EXCERPTED DATA —
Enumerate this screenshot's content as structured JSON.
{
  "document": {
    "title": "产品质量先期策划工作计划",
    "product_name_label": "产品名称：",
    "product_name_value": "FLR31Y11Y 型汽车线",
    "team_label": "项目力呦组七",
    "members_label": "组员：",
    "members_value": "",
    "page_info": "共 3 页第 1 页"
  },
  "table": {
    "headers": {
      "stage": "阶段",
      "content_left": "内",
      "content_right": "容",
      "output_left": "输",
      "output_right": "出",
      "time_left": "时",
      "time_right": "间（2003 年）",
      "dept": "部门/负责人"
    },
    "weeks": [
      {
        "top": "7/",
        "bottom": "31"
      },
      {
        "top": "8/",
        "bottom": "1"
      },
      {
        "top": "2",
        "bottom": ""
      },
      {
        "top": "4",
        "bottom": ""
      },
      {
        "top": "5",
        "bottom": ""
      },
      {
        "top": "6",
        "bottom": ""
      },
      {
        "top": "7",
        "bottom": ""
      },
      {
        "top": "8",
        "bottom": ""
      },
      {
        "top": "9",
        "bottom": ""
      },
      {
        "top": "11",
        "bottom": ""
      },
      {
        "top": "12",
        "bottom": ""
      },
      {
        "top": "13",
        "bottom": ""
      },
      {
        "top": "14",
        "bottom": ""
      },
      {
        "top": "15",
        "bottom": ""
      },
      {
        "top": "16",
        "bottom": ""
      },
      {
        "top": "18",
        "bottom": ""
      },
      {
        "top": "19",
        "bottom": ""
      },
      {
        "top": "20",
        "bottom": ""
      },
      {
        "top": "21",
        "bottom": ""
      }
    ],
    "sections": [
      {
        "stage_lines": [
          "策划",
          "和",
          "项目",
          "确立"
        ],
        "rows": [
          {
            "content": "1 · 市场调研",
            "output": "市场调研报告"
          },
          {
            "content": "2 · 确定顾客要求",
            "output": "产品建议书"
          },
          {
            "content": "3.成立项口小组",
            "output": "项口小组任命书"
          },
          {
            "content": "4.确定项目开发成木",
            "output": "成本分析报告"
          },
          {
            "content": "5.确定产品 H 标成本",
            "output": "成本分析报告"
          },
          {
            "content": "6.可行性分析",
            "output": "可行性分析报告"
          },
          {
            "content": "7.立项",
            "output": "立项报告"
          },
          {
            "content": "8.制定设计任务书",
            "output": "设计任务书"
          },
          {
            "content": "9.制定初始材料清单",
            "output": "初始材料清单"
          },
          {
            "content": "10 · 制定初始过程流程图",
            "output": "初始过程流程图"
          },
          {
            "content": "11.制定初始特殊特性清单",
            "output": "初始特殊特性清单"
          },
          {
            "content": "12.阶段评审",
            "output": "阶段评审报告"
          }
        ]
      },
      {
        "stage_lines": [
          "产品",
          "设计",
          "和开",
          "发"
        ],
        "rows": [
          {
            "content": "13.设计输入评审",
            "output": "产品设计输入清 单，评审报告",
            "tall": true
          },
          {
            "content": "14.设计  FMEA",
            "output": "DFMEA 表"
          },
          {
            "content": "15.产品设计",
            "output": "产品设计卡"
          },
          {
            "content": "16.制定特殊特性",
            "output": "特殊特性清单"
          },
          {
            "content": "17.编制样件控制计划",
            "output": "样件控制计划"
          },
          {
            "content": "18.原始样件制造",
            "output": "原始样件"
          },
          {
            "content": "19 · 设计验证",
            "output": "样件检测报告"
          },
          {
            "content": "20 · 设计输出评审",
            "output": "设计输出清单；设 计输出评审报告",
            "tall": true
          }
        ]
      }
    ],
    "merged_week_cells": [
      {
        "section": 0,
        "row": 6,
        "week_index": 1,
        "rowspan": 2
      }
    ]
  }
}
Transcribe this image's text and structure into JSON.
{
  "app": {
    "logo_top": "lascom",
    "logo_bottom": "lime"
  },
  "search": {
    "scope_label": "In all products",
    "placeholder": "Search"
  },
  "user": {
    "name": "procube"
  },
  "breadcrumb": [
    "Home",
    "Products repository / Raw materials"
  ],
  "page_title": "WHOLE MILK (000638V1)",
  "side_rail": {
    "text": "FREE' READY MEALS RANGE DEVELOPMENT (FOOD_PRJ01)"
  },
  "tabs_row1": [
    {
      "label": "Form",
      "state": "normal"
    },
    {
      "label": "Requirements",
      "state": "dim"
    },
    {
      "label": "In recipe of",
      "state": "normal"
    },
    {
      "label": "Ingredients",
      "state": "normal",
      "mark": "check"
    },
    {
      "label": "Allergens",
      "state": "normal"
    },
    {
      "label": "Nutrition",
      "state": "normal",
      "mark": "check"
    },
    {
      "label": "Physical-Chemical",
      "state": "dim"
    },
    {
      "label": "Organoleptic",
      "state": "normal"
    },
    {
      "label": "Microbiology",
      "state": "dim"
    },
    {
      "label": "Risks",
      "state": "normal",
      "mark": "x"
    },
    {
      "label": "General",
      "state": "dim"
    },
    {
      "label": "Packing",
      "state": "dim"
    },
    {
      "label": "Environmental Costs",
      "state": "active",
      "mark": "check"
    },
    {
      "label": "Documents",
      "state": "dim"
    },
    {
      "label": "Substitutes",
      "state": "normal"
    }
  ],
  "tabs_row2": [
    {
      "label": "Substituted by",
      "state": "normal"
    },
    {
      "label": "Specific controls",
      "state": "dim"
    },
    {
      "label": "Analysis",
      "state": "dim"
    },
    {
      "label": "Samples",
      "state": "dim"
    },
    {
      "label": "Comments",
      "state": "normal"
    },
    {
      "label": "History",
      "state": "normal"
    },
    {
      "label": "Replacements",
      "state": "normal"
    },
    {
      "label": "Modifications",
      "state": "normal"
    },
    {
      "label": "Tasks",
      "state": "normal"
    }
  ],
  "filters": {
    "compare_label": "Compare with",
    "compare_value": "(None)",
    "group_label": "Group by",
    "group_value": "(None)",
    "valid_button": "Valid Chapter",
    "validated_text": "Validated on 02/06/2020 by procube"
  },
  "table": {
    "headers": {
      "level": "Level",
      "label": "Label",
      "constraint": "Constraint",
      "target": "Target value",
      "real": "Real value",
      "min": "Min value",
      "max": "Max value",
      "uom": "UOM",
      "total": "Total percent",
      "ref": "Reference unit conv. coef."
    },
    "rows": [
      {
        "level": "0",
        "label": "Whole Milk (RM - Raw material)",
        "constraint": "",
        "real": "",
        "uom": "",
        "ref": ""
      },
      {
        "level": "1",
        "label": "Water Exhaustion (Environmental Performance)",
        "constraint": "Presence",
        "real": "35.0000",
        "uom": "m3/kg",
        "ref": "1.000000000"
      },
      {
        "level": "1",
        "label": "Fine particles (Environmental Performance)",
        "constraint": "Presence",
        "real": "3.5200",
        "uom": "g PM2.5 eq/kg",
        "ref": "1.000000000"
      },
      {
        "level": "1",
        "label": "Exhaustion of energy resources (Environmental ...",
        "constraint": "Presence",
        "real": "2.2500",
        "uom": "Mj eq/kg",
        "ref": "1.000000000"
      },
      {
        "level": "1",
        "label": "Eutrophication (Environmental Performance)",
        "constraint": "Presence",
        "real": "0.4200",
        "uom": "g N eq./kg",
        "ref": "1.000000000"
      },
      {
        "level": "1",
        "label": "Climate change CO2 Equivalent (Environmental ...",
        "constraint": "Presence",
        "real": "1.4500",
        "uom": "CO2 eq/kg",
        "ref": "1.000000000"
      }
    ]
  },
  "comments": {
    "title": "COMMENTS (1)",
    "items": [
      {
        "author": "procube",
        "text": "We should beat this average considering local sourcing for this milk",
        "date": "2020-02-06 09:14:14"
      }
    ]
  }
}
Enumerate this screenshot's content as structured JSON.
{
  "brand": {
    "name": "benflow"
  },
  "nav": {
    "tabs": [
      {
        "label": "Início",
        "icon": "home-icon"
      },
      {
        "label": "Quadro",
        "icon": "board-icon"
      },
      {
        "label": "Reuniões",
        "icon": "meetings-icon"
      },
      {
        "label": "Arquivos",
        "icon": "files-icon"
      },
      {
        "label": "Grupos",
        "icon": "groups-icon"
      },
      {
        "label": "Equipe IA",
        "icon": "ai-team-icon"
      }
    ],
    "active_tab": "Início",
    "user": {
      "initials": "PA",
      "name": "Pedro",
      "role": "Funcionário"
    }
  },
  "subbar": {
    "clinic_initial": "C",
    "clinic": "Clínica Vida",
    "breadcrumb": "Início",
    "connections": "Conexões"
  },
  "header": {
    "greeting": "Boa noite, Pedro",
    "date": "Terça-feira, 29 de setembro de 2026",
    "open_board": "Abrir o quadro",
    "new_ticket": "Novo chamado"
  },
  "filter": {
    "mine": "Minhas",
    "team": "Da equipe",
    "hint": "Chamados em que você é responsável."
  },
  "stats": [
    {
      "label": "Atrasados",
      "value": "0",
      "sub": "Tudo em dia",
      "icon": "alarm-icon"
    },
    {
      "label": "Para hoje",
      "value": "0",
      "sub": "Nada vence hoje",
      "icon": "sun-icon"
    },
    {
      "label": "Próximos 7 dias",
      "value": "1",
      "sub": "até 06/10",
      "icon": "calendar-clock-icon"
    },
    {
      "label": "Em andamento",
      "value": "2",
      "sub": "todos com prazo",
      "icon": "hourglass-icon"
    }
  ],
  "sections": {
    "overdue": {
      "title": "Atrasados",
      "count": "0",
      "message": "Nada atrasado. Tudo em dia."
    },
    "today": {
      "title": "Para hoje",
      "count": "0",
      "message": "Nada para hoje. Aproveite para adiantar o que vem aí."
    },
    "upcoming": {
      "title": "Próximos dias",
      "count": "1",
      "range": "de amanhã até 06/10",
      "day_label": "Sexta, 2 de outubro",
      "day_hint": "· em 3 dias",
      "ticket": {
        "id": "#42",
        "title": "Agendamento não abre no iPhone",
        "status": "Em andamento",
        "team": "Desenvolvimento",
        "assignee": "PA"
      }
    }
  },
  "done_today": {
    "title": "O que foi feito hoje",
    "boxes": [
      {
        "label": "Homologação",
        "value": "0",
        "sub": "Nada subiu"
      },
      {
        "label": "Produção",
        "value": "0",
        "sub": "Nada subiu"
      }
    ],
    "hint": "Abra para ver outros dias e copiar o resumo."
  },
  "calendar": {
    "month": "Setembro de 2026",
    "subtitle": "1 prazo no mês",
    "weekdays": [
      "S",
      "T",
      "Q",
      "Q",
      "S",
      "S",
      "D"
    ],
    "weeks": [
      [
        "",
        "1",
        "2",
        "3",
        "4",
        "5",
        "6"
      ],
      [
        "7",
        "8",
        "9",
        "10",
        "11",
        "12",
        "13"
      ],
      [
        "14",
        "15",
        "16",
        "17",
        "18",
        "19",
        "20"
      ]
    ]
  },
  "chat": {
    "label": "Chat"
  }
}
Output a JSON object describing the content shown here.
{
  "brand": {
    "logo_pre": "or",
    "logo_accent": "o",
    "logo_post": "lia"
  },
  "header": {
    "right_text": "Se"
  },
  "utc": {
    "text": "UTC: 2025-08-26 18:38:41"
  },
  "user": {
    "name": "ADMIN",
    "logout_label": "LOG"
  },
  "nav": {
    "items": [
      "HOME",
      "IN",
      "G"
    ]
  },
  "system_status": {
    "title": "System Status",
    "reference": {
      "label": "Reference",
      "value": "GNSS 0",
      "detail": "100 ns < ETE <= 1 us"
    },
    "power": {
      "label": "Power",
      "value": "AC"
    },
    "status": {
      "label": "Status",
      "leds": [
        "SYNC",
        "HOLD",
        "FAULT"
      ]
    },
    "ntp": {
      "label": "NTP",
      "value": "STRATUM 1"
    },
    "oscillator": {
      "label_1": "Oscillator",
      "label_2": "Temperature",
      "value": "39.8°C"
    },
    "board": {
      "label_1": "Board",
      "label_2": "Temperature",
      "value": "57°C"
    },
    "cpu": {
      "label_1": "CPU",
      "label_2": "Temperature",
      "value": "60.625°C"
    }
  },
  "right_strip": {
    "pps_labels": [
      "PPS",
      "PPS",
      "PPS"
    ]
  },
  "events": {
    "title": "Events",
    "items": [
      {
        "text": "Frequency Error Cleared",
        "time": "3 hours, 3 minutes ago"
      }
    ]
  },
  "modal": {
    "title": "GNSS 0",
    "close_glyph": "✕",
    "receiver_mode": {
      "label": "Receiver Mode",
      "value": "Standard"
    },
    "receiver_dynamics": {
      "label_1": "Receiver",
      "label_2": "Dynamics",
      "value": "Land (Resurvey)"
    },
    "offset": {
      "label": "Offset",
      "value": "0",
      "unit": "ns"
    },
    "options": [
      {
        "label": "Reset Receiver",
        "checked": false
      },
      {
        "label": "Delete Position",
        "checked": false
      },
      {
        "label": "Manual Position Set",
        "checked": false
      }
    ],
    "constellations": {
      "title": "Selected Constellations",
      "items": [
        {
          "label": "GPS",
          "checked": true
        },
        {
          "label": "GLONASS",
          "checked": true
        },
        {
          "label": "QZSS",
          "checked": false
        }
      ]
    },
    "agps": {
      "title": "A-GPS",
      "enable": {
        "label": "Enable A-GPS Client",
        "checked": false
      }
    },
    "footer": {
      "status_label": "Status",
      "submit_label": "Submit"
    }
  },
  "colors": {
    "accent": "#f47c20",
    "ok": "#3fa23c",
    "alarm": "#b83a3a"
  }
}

WHAT THE TASK ASKS — Search the data for "Início". Copy every line that has it.

ANSWER BELOW —
        "label": "Início",
    "active_tab": "Início",
    "breadcrumb": "Início",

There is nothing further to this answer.